Pictures do not belong in the copy. Return all of the entries exactly.

[Items from a figure collection]
+===+
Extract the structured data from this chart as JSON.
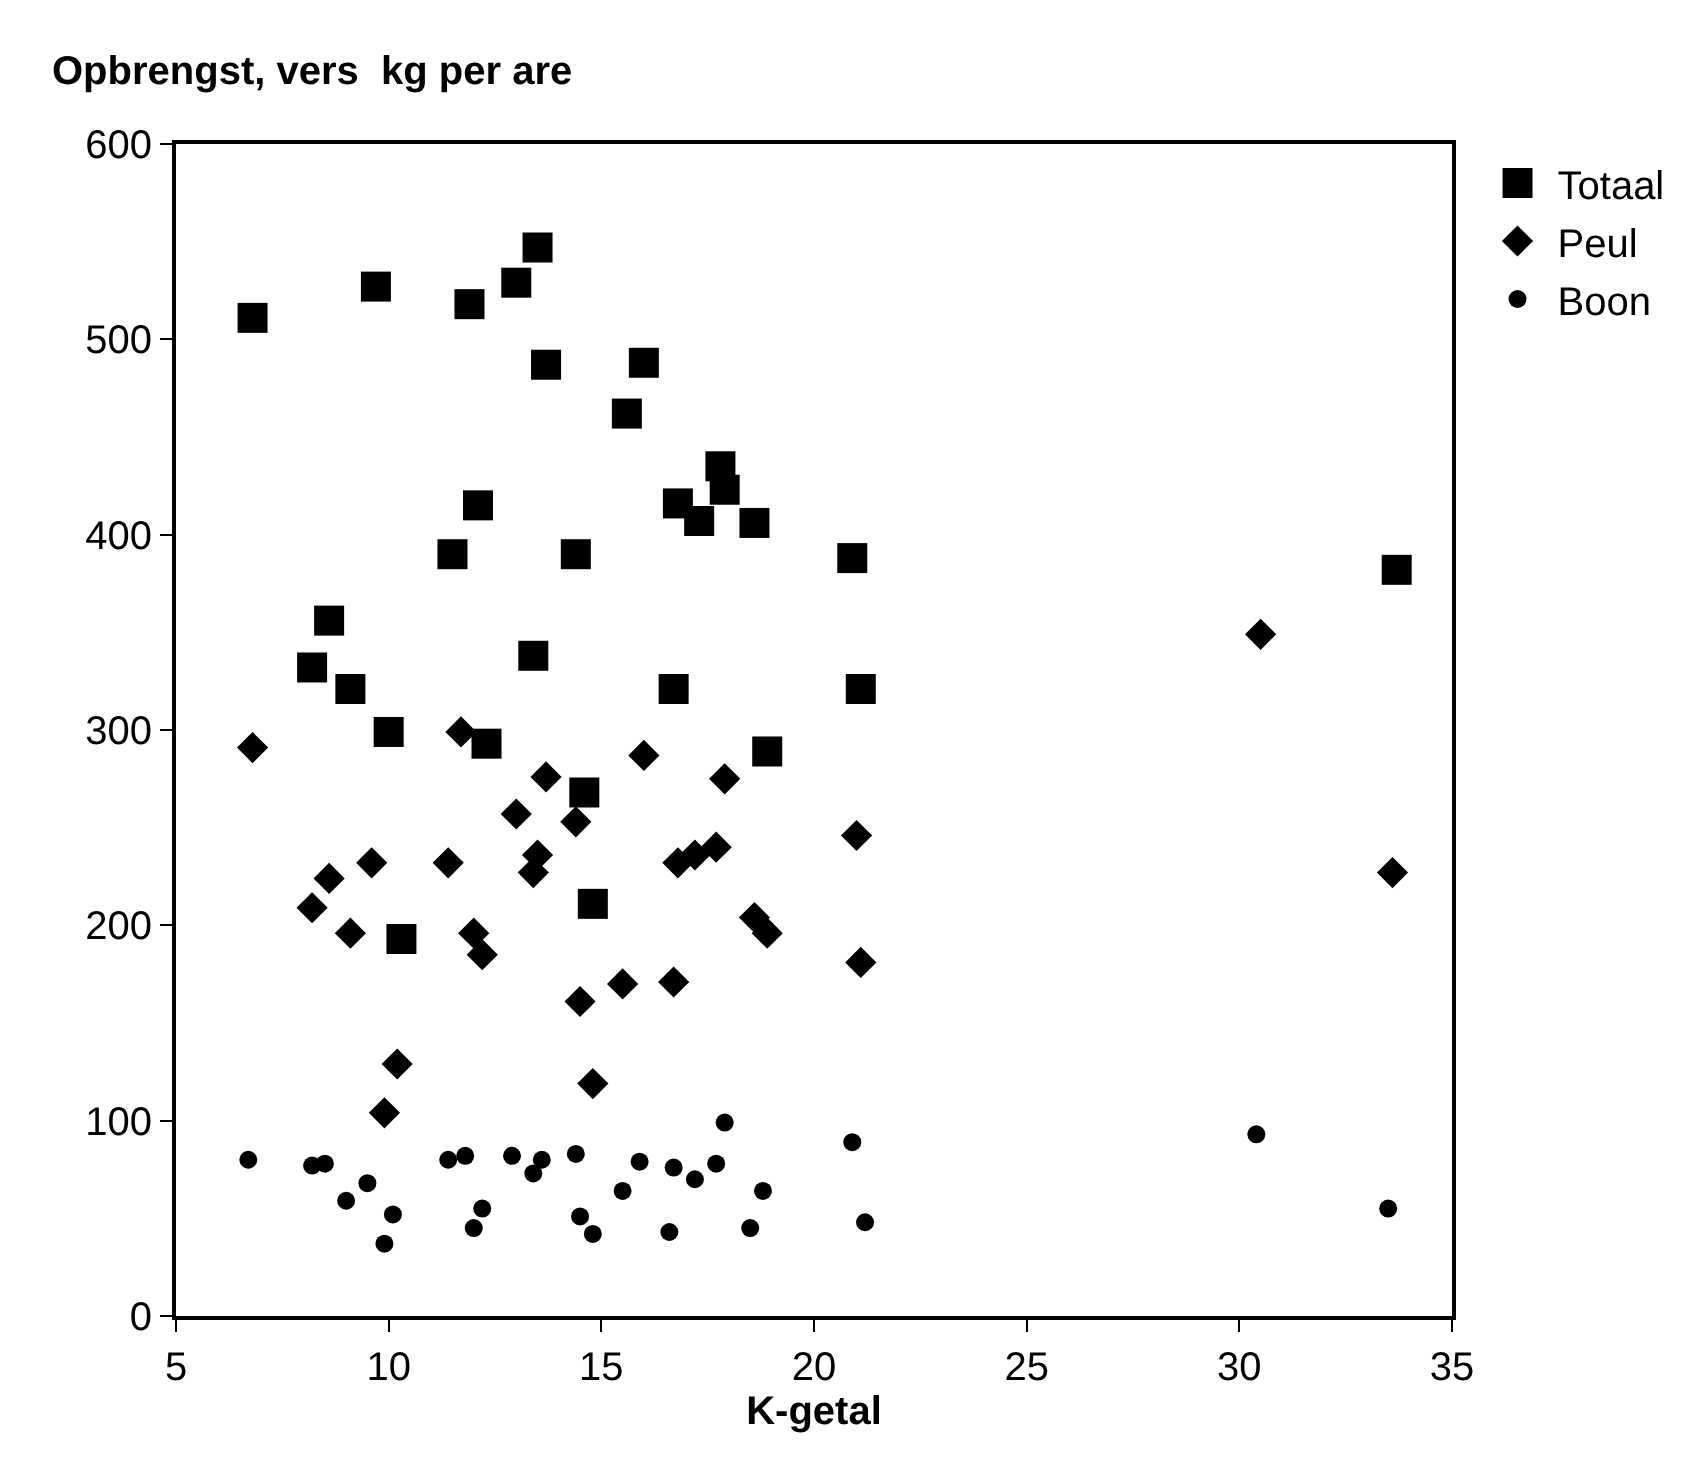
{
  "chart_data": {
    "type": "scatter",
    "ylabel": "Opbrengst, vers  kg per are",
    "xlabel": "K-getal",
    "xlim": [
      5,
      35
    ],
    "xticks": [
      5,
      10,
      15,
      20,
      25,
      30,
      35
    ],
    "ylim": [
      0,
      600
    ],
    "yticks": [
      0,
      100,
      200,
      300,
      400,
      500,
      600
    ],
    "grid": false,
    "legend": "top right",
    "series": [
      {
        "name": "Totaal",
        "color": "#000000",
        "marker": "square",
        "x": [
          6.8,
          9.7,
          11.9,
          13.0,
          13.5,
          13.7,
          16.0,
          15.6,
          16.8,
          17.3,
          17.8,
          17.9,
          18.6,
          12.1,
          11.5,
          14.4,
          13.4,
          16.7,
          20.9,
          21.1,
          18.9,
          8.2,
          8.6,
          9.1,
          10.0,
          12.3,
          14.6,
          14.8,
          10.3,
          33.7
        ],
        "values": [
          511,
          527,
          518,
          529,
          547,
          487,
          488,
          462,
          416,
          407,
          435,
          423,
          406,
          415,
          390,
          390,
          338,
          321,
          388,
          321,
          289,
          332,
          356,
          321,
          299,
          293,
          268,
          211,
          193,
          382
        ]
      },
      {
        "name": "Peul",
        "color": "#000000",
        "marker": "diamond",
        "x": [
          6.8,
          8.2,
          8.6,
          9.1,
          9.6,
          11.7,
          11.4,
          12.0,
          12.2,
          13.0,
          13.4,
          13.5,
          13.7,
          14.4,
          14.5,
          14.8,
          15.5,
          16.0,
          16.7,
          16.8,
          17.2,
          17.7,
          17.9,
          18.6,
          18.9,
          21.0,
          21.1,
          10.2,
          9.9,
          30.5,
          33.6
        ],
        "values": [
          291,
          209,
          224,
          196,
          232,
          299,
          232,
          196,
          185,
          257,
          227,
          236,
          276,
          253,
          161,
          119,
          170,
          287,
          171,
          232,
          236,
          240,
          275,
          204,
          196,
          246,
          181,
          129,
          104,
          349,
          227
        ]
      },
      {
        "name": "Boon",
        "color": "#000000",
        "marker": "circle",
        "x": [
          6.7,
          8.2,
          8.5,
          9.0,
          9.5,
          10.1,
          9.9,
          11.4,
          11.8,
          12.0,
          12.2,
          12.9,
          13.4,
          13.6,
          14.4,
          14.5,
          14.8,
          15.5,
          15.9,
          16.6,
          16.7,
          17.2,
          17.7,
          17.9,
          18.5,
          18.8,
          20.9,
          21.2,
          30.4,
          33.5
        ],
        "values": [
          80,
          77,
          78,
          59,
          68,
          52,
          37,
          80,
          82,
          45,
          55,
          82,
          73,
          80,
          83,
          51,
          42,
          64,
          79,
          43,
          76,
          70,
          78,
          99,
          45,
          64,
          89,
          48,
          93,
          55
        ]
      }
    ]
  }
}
+===+
- _Result_:
Extract the structured data from this chart as JSON.
{
  "chart_data": {
    "type": "scatter",
    "ylabel": "Opbrengst, vers  kg per are",
    "xlabel": "K-getal",
    "xlim": [
      5,
      35
    ],
    "xticks": [
      5,
      10,
      15,
      20,
      25,
      30,
      35
    ],
    "ylim": [
      0,
      600
    ],
    "yticks": [
      0,
      100,
      200,
      300,
      400,
      500,
      600
    ],
    "grid": false,
    "legend": "top right",
    "series": [
      {
        "name": "Totaal",
        "color": "#000000",
        "marker": "square",
        "x": [
          6.8,
          9.7,
          11.9,
          13.0,
          13.5,
          13.7,
          16.0,
          15.6,
          16.8,
          17.3,
          17.8,
          17.9,
          18.6,
          12.1,
          11.5,
          14.4,
          13.4,
          16.7,
          20.9,
          21.1,
          18.9,
          8.2,
          8.6,
          9.1,
          10.0,
          12.3,
          14.6,
          14.8,
          10.3,
          33.7
        ],
        "values": [
          511,
          527,
          518,
          529,
          547,
          487,
          488,
          462,
          416,
          407,
          435,
          423,
          406,
          415,
          390,
          390,
          338,
          321,
          388,
          321,
          289,
          332,
          356,
          321,
          299,
          293,
          268,
          211,
          193,
          382
        ]
      },
      {
        "name": "Peul",
        "color": "#000000",
        "marker": "diamond",
        "x": [
          6.8,
          8.2,
          8.6,
          9.1,
          9.6,
          11.7,
          11.4,
          12.0,
          12.2,
          13.0,
          13.4,
          13.5,
          13.7,
          14.4,
          14.5,
          14.8,
          15.5,
          16.0,
          16.7,
          16.8,
          17.2,
          17.7,
          17.9,
          18.6,
          18.9,
          21.0,
          21.1,
          10.2,
          9.9,
          30.5,
          33.6
        ],
        "values": [
          291,
          209,
          224,
          196,
          232,
          299,
          232,
          196,
          185,
          257,
          227,
          236,
          276,
          253,
          161,
          119,
          170,
          287,
          171,
          232,
          236,
          240,
          275,
          204,
          196,
          246,
          181,
          129,
          104,
          349,
          227
        ]
      },
      {
        "name": "Boon",
        "color": "#000000",
        "marker": "circle",
        "x": [
          6.7,
          8.2,
          8.5,
          9.0,
          9.5,
          10.1,
          9.9,
          11.4,
          11.8,
          12.0,
          12.2,
          12.9,
          13.4,
          13.6,
          14.4,
          14.5,
          14.8,
          15.5,
          15.9,
          16.6,
          16.7,
          17.2,
          17.7,
          17.9,
          18.5,
          18.8,
          20.9,
          21.2,
          30.4,
          33.5
        ],
        "values": [
          80,
          77,
          78,
          59,
          68,
          52,
          37,
          80,
          82,
          45,
          55,
          82,
          73,
          80,
          83,
          51,
          42,
          64,
          79,
          43,
          76,
          70,
          78,
          99,
          45,
          64,
          89,
          48,
          93,
          55
        ]
      }
    ]
  }
}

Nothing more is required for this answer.